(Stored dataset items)
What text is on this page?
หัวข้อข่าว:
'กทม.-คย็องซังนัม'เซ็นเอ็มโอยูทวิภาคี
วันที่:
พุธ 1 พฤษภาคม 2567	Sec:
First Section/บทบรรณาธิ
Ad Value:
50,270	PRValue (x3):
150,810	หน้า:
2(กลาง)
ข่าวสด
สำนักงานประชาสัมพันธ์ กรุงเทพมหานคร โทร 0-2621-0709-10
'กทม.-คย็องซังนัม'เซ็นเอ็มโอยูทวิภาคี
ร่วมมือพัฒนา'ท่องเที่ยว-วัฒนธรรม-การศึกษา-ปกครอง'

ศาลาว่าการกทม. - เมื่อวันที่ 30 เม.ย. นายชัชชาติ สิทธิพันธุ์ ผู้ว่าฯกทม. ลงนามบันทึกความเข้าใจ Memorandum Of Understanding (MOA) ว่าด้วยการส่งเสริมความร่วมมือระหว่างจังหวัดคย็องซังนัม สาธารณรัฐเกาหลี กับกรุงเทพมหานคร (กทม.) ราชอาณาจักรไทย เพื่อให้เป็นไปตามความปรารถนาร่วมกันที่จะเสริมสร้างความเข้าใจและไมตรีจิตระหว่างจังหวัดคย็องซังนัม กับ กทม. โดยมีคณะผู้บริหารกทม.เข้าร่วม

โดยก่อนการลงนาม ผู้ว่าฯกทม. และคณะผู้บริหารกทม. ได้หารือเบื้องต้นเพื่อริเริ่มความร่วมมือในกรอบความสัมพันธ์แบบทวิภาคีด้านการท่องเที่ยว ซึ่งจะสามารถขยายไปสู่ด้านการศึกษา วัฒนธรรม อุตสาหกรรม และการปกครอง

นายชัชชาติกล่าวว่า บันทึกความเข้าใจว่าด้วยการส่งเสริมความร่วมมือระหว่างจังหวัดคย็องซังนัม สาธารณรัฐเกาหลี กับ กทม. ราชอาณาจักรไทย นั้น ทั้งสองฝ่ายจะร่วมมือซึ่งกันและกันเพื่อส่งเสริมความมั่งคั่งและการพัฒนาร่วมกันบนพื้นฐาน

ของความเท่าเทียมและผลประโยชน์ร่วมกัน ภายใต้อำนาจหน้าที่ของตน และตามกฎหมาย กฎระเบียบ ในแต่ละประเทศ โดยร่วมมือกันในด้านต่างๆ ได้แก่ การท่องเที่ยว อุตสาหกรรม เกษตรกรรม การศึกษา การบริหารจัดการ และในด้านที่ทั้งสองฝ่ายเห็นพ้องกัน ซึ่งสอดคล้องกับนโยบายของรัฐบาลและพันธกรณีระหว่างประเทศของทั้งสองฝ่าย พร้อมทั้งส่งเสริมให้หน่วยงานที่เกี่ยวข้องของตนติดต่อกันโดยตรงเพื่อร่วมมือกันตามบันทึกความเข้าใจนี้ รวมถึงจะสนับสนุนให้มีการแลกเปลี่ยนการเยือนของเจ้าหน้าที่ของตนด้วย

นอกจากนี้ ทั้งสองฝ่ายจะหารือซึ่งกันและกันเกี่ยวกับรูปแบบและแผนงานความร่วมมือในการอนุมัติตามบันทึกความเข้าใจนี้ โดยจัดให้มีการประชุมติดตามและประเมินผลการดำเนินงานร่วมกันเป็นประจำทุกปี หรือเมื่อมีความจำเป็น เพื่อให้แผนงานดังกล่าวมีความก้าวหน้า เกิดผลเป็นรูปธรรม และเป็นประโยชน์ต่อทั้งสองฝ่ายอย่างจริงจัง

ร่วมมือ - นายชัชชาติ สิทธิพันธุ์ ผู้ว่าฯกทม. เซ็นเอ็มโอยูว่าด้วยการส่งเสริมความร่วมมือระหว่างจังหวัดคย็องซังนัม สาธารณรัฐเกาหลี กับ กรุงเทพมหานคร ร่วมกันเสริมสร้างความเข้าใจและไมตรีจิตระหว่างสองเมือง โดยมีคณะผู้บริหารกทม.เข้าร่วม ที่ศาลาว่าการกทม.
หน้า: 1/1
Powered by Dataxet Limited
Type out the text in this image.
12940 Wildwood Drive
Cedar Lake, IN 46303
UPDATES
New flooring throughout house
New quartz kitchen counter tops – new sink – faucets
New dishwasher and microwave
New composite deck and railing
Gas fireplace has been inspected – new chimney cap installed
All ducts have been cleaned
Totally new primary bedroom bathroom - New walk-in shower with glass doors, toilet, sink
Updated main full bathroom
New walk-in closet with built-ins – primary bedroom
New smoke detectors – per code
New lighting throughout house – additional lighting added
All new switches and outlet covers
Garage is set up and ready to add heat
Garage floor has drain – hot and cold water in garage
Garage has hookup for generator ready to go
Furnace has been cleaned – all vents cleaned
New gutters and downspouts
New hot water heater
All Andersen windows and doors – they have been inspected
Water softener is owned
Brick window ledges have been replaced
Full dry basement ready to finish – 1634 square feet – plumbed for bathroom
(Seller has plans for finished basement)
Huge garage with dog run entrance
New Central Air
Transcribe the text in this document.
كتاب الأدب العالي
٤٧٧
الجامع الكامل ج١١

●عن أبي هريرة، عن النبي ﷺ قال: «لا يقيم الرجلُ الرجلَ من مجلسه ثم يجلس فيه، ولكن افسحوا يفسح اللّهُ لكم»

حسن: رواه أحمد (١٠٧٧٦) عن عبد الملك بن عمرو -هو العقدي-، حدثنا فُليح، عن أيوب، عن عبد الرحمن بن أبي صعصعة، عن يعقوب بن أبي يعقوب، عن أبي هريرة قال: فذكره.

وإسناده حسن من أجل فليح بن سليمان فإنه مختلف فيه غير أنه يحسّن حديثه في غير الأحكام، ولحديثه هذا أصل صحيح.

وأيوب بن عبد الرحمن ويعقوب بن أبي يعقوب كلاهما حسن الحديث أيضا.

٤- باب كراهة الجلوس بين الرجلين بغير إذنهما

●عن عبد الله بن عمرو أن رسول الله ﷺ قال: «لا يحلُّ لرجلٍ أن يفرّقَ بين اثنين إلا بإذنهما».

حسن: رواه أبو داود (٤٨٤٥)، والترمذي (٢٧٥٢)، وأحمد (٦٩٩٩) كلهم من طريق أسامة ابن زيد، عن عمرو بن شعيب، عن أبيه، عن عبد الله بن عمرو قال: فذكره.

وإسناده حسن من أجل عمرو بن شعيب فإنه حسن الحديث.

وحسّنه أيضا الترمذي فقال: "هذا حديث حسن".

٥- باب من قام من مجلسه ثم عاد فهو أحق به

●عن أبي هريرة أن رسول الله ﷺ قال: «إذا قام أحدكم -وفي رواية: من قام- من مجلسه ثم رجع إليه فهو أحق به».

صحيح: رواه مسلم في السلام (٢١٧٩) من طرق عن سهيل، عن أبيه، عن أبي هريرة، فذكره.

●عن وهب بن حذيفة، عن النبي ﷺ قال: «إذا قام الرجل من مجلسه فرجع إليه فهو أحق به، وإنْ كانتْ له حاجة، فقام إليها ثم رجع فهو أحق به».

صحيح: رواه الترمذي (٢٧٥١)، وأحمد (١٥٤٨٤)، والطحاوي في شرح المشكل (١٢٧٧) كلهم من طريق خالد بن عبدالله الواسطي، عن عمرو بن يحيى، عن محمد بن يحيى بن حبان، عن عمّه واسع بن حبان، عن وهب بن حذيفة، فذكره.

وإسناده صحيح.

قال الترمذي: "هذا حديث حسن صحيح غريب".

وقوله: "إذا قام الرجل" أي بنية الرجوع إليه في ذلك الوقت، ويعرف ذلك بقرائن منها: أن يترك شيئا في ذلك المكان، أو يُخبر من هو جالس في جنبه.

Exercise description. Copy out each record from above, exactly.

Answer to this task.
What text is on this page?
หัวข้อข่าว:
'กทม.-คย็องซังนัม'เซ็นเอ็มโอยูทวิภาคี
วันที่:
พุธ 1 พฤษภาคม 2567	Sec:
First Section/บทบรรณาธิ
Ad Value:
50,270	PRValue (x3):
150,810	หน้า:
2(กลาง)
ข่าวสด
สำนักงานประชาสัมพันธ์ กรุงเทพมหานคร โทร 0-2621-0709-10
'กทม.-คย็องซังนัม'เซ็นเอ็มโอยูทวิภาคี
ร่วมมือพัฒนา'ท่องเที่ยว-วัฒนธรรม-การศึกษา-ปกครอง'

ศาลาว่าการกทม. - เมื่อวันที่ 30 เม.ย. นายชัชชาติ สิทธิพันธุ์ ผู้ว่าฯกทม. ลงนามบันทึกความเข้าใจ Memorandum Of Understanding (MOA) ว่าด้วยการส่งเสริมความร่วมมือระหว่างจังหวัดคย็องซังนัม สาธารณรัฐเกาหลี กับกรุงเทพมหานคร (กทม.) ราชอาณาจักรไทย เพื่อให้เป็นไปตามความปรารถนาร่วมกันที่จะเสริมสร้างความเข้าใจและไมตรีจิตระหว่างจังหวัดคย็องซังนัม กับ กทม. โดยมีคณะผู้บริหารกทม.เข้าร่วม

โดยก่อนการลงนาม ผู้ว่าฯกทม. และคณะผู้บริหารกทม. ได้หารือเบื้องต้นเพื่อริเริ่มความร่วมมือในกรอบความสัมพันธ์แบบทวิภาคีด้านการท่องเที่ยว ซึ่งจะสามารถขยายไปสู่ด้านการศึกษา วัฒนธรรม อุตสาหกรรม และการปกครอง

นายชัชชาติกล่าวว่า บันทึกความเข้าใจว่าด้วยการส่งเสริมความร่วมมือระหว่างจังหวัดคย็องซังนัม สาธารณรัฐเกาหลี กับ กทม. ราชอาณาจักรไทย นั้น ทั้งสองฝ่ายจะร่วมมือซึ่งกันและกันเพื่อส่งเสริมความมั่งคั่งและการพัฒนาร่วมกันบนพื้นฐาน

ของความเท่าเทียมและผลประโยชน์ร่วมกัน ภายใต้อำนาจหน้าที่ของตน และตามกฎหมาย กฎระเบียบ ในแต่ละประเทศ โดยร่วมมือกันในด้านต่างๆ ได้แก่ การท่องเที่ยว อุตสาหกรรม เกษตรกรรม การศึกษา การบริหารจัดการ และในด้านที่ทั้งสองฝ่ายเห็นพ้องกัน ซึ่งสอดคล้องกับนโยบายของรัฐบาลและพันธกรณีระหว่างประเทศของทั้งสองฝ่าย พร้อมทั้งส่งเสริมให้หน่วยงานที่เกี่ยวข้องของตนติดต่อกันโดยตรงเพื่อร่วมมือกันตามบันทึกความเข้าใจนี้ รวมถึงจะสนับสนุนให้มีการแลกเปลี่ยนการเยือนของเจ้าหน้าที่ของตนด้วย

นอกจากนี้ ทั้งสองฝ่ายจะหารือซึ่งกันและกันเกี่ยวกับรูปแบบและแผนงานความร่วมมือในการอนุมัติตามบันทึกความเข้าใจนี้ โดยจัดให้มีการประชุมติดตามและประเมินผลการดำเนินงานร่วมกันเป็นประจำทุกปี หรือเมื่อมีความจำเป็น เพื่อให้แผนงานดังกล่าวมีความก้าวหน้า เกิดผลเป็นรูปธรรม และเป็นประโยชน์ต่อทั้งสองฝ่ายอย่างจริงจัง

ร่วมมือ - นายชัชชาติ สิทธิพันธุ์ ผู้ว่าฯกทม. เซ็นเอ็มโอยูว่าด้วยการส่งเสริมความร่วมมือระหว่างจังหวัดคย็องซังนัม สาธารณรัฐเกาหลี กับ กรุงเทพมหานคร ร่วมกันเสริมสร้างความเข้าใจและไมตรีจิตระหว่างสองเมือง โดยมีคณะผู้บริหารกทม.เข้าร่วม ที่ศาลาว่าการกทม.
หน้า: 1/1
Powered by Dataxet Limited
Type out the text in this image.
12940 Wildwood Drive
Cedar Lake, IN 46303
UPDATES
New flooring throughout house
New quartz kitchen counter tops – new sink – faucets
New dishwasher and microwave
New composite deck and railing
Gas fireplace has been inspected – new chimney cap installed
All ducts have been cleaned
Totally new primary bedroom bathroom - New walk-in shower with glass doors, toilet, sink
Updated main full bathroom
New walk-in closet with built-ins – primary bedroom
New smoke detectors – per code
New lighting throughout house – additional lighting added
All new switches and outlet covers
Garage is set up and ready to add heat
Garage floor has drain – hot and cold water in garage
Garage has hookup for generator ready to go
Furnace has been cleaned – all vents cleaned
New gutters and downspouts
New hot water heater
All Andersen windows and doors – they have been inspected
Water softener is owned
Brick window ledges have been replaced
Full dry basement ready to finish – 1634 square feet – plumbed for bathroom
(Seller has plans for finished basement)
Huge garage with dog run entrance
New Central Air
Transcribe the text in this document.
كتاب الأدب العالي
٤٧٧
الجامع الكامل ج١١

●عن أبي هريرة، عن النبي ﷺ قال: «لا يقيم الرجلُ الرجلَ من مجلسه ثم يجلس فيه، ولكن افسحوا يفسح اللّهُ لكم»

حسن: رواه أحمد (١٠٧٧٦) عن عبد الملك بن عمرو -هو العقدي-، حدثنا فُليح، عن أيوب، عن عبد الرحمن بن أبي صعصعة، عن يعقوب بن أبي يعقوب، عن أبي هريرة قال: فذكره.

وإسناده حسن من أجل فليح بن سليمان فإنه مختلف فيه غير أنه يحسّن حديثه في غير الأحكام، ولحديثه هذا أصل صحيح.

وأيوب بن عبد الرحمن ويعقوب بن أبي يعقوب كلاهما حسن الحديث أيضا.

٤- باب كراهة الجلوس بين الرجلين بغير إذنهما

●عن عبد الله بن عمرو أن رسول الله ﷺ قال: «لا يحلُّ لرجلٍ أن يفرّقَ بين اثنين إلا بإذنهما».

حسن: رواه أبو داود (٤٨٤٥)، والترمذي (٢٧٥٢)، وأحمد (٦٩٩٩) كلهم من طريق أسامة ابن زيد، عن عمرو بن شعيب، عن أبيه، عن عبد الله بن عمرو قال: فذكره.

وإسناده حسن من أجل عمرو بن شعيب فإنه حسن الحديث.

وحسّنه أيضا الترمذي فقال: "هذا حديث حسن".

٥- باب من قام من مجلسه ثم عاد فهو أحق به

●عن أبي هريرة أن رسول الله ﷺ قال: «إذا قام أحدكم -وفي رواية: من قام- من مجلسه ثم رجع إليه فهو أحق به».

صحيح: رواه مسلم في السلام (٢١٧٩) من طرق عن سهيل، عن أبيه، عن أبي هريرة، فذكره.

●عن وهب بن حذيفة، عن النبي ﷺ قال: «إذا قام الرجل من مجلسه فرجع إليه فهو أحق به، وإنْ كانتْ له حاجة، فقام إليها ثم رجع فهو أحق به».

صحيح: رواه الترمذي (٢٧٥١)، وأحمد (١٥٤٨٤)، والطحاوي في شرح المشكل (١٢٧٧) كلهم من طريق خالد بن عبدالله الواسطي، عن عمرو بن يحيى، عن محمد بن يحيى بن حبان، عن عمّه واسع بن حبان، عن وهب بن حذيفة، فذكره.

وإسناده صحيح.

قال الترمذي: "هذا حديث حسن صحيح غريب".

وقوله: "إذا قام الرجل" أي بنية الرجوع إليه في ذلك الوقت، ويعرف ذلك بقرائن منها: أن يترك شيئا في ذلك المكان، أو يُخبر من هو جالس في جنبه.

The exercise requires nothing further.